• [Texte cité]
·····
Cassini a d’autres travaux à son actif, comme une superbe carte de la lune publiée en premier lieu en 1679, agrémentée d’un profil féminin, qui fera beaucoup parler et écrire au cours du temps, et que Fontenelle mentionne dès 1687, dans ses Entretiens sur la pluralité des mondes. Dans ses registres d’observations, Cassini consigne tout ce qu’il observe et, en outre, fournit des éléments d’information sur des événements relevant de la vie courante, précieux pour les historiens, tels la soutenance de la thèse de son fils, la mention des jésuites venus se former en vue de leurs voyages en Asie, de visites royales comme celles de Louis XIV ou de Jacques II d’Angleterre. En 1683 Cassini reprendra l’œuvre entreprise par Picard, interrompue par sa mort en 1682, dans la perspective d’une carte nouvelle du royaume de France demandée par Colbert et par Louis XIV.
·····
• [Matériel recueilli]
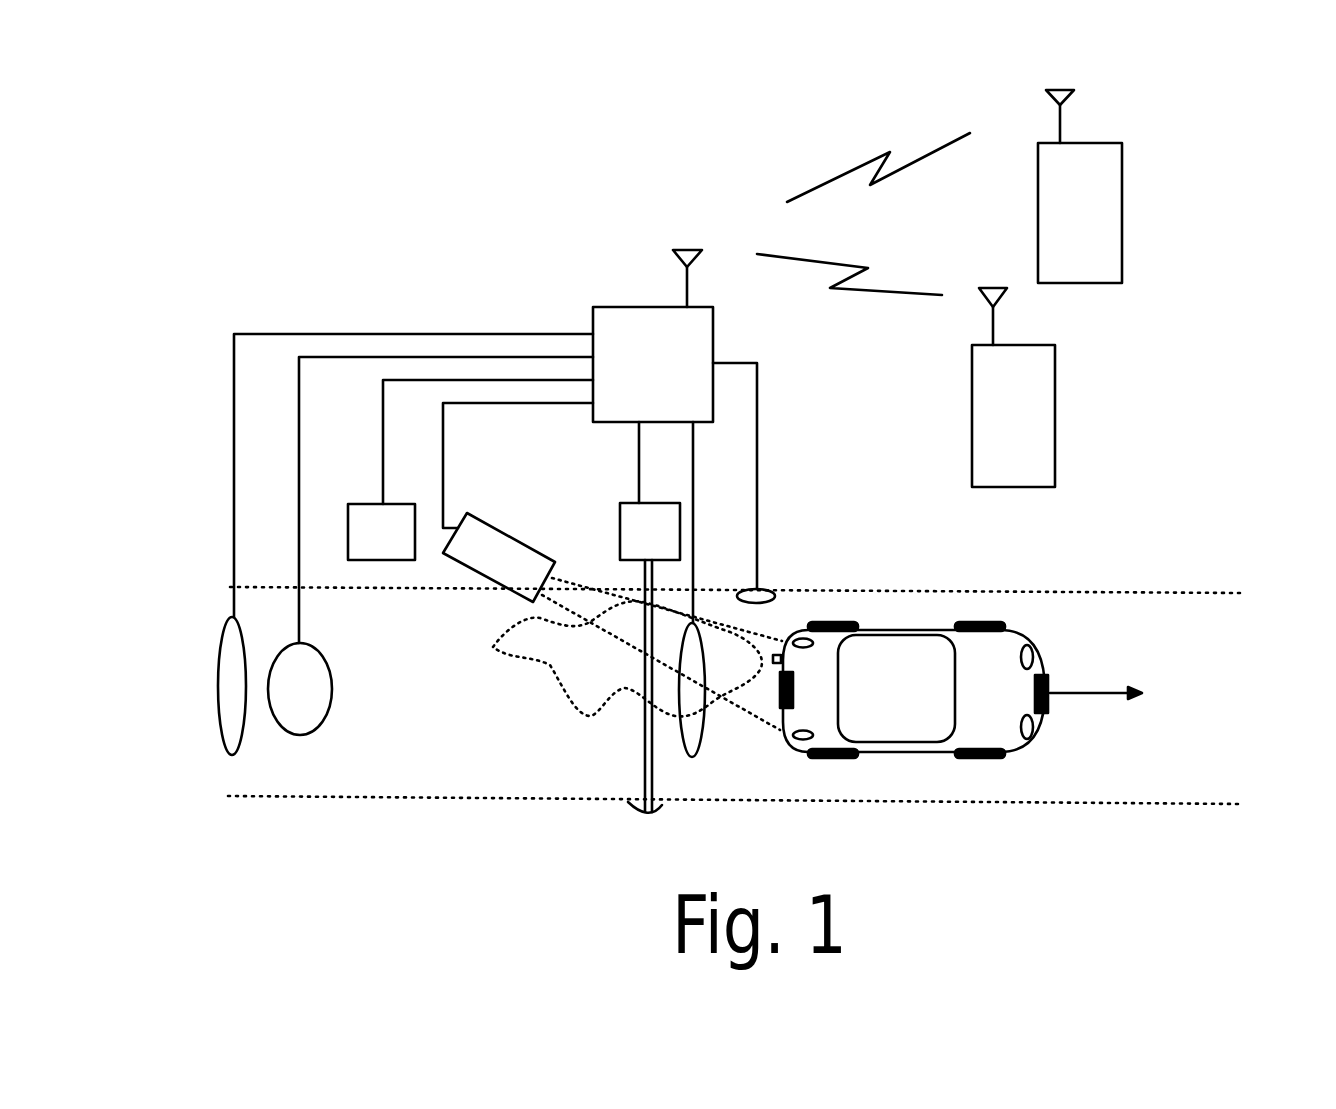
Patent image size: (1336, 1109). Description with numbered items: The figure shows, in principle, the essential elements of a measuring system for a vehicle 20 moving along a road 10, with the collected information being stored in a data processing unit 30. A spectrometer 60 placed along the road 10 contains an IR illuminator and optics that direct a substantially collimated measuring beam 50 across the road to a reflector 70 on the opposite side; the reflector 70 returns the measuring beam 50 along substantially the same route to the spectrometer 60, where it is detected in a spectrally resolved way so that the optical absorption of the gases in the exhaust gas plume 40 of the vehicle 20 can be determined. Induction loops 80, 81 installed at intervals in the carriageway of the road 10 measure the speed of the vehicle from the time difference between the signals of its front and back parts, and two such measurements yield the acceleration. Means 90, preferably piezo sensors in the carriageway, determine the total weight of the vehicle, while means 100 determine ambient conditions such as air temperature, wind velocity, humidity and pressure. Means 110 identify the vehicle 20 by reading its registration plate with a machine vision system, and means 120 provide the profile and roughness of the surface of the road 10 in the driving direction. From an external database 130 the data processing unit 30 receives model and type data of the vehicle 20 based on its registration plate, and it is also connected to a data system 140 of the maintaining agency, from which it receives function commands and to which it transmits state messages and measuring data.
·····
• [Consigne]
Traduisez en anglais cette phrase du texte sur Cassini : « En 1683 Cassini reprendra l’œuvre entreprise par Picard, interrompue par sa mort en 1682, dans la perspective d’une carte nouvelle du royaume de France demandée par Colbert et par Louis XIV. » Les lignes n'interviennent en rien dans cet exercice.

• [Résultat]
In 1683, Cassini would take up the work begun by Picard, which had been interrupted by his death in 1682, with a view to a new map of the kingdom of France requested by Colbert and by Louis XIV.